» Task description
Present each line of the entries below that holds the word "Success".

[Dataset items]
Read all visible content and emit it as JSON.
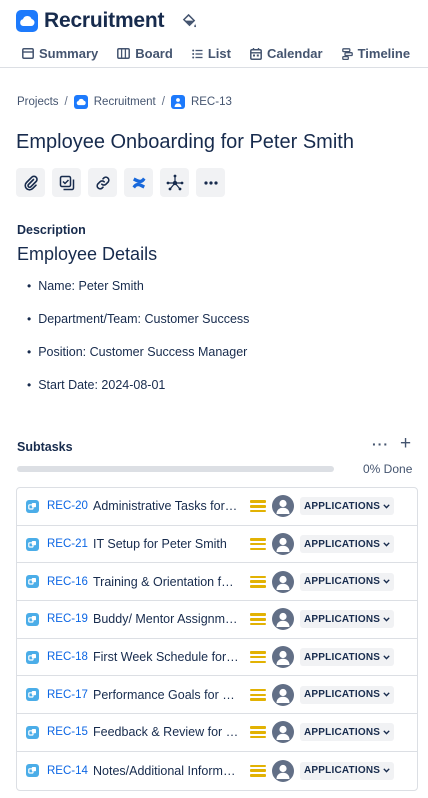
{
  "project": {
    "title": "Recruitment"
  },
  "tabs": [
    {
      "label": "Summary",
      "icon": "summary-icon"
    },
    {
      "label": "Board",
      "icon": "board-icon"
    },
    {
      "label": "List",
      "icon": "list-icon"
    },
    {
      "label": "Calendar",
      "icon": "calendar-icon"
    },
    {
      "label": "Timeline",
      "icon": "timeline-icon"
    }
  ],
  "breadcrumb": {
    "projects": "Projects",
    "project": "Recruitment",
    "issue": "REC-13"
  },
  "issue": {
    "title": "Employee Onboarding for Peter Smith"
  },
  "actions": [
    "paperclip-icon",
    "add-subtask-icon",
    "link-icon",
    "confluence-icon",
    "graph-icon",
    "more-icon"
  ],
  "description": {
    "label": "Description",
    "heading": "Employee Details",
    "items": [
      "Name: Peter Smith",
      "Department/Team: Customer Success",
      "Position: Customer Success Manager",
      "Start Date: 2024-08-01"
    ]
  },
  "subtasks": {
    "label": "Subtasks",
    "more": "···",
    "add": "+",
    "progress_label": "0% Done",
    "progress_fraction": 0,
    "items": [
      {
        "key": "REC-20",
        "summary": "Administrative Tasks for Peter Smith",
        "status": "APPLICATIONS"
      },
      {
        "key": "REC-21",
        "summary": "IT Setup for Peter Smith",
        "status": "APPLICATIONS"
      },
      {
        "key": "REC-16",
        "summary": "Training & Orientation for Peter Smith",
        "status": "APPLICATIONS"
      },
      {
        "key": "REC-19",
        "summary": "Buddy/ Mentor Assignment for Peter Smith",
        "status": "APPLICATIONS"
      },
      {
        "key": "REC-18",
        "summary": "First Week Schedule for Peter Smith",
        "status": "APPLICATIONS"
      },
      {
        "key": "REC-17",
        "summary": "Performance Goals for Peter Smith",
        "status": "APPLICATIONS"
      },
      {
        "key": "REC-15",
        "summary": "Feedback & Review for Peter Smith",
        "status": "APPLICATIONS"
      },
      {
        "key": "REC-14",
        "summary": "Notes/Additional Information for Peter Smith",
        "status": "APPLICATIONS"
      }
    ]
  },
  "colors": {
    "accent": "#1d7afc",
    "link": "#0c66e4",
    "priority_medium": "#e2b203",
    "subtask_type": "#4bade8",
    "text": "#172b4d"
  }
}
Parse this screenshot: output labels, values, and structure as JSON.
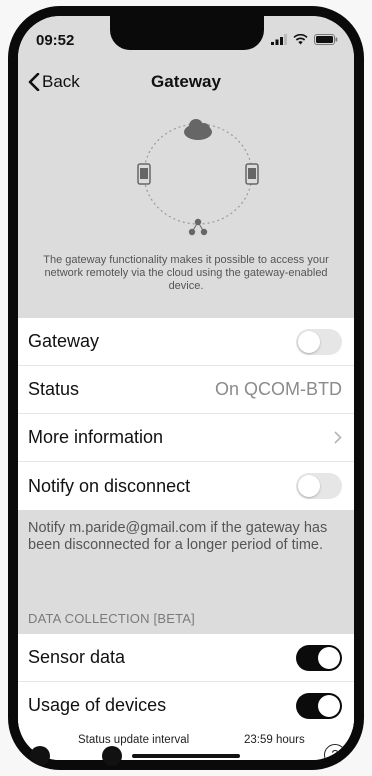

» Exercise solution
      "Department/Team: Customer Success",
      "Position: Customer Success Manager",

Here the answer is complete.